[Start]

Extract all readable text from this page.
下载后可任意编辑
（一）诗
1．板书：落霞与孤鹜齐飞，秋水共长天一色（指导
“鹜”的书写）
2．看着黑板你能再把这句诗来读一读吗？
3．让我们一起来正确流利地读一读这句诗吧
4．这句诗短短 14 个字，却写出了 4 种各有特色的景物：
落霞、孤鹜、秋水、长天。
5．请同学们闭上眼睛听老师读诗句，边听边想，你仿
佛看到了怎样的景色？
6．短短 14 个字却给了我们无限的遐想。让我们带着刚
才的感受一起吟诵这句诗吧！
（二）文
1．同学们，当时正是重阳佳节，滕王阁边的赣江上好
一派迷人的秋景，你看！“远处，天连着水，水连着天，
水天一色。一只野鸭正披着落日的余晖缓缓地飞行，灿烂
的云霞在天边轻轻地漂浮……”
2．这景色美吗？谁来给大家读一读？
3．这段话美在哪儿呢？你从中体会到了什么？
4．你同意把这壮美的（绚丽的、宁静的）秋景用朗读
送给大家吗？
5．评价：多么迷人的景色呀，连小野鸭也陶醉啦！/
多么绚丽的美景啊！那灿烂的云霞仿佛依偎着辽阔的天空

[End]

## Exercise requirements
Retype all of the entries precisely as they are.

## Worked solution
Extract all readable text from this page.
下载后可任意编辑
（一）诗
1．板书：落霞与孤鹜齐飞，秋水共长天一色（指导
“鹜”的书写）
2．看着黑板你能再把这句诗来读一读吗？
3．让我们一起来正确流利地读一读这句诗吧
4．这句诗短短 14 个字，却写出了 4 种各有特色的景物：
落霞、孤鹜、秋水、长天。
5．请同学们闭上眼睛听老师读诗句，边听边想，你仿
佛看到了怎样的景色？
6．短短 14 个字却给了我们无限的遐想。让我们带着刚
才的感受一起吟诵这句诗吧！
（二）文
1．同学们，当时正是重阳佳节，滕王阁边的赣江上好
一派迷人的秋景，你看！“远处，天连着水，水连着天，
水天一色。一只野鸭正披着落日的余晖缓缓地飞行，灿烂
的云霞在天边轻轻地漂浮……”
2．这景色美吗？谁来给大家读一读？
3．这段话美在哪儿呢？你从中体会到了什么？
4．你同意把这壮美的（绚丽的、宁静的）秋景用朗读
送给大家吗？
5．评价：多么迷人的景色呀，连小野鸭也陶醉啦！/
多么绚丽的美景啊！那灿烂的云霞仿佛依偎着辽阔的天空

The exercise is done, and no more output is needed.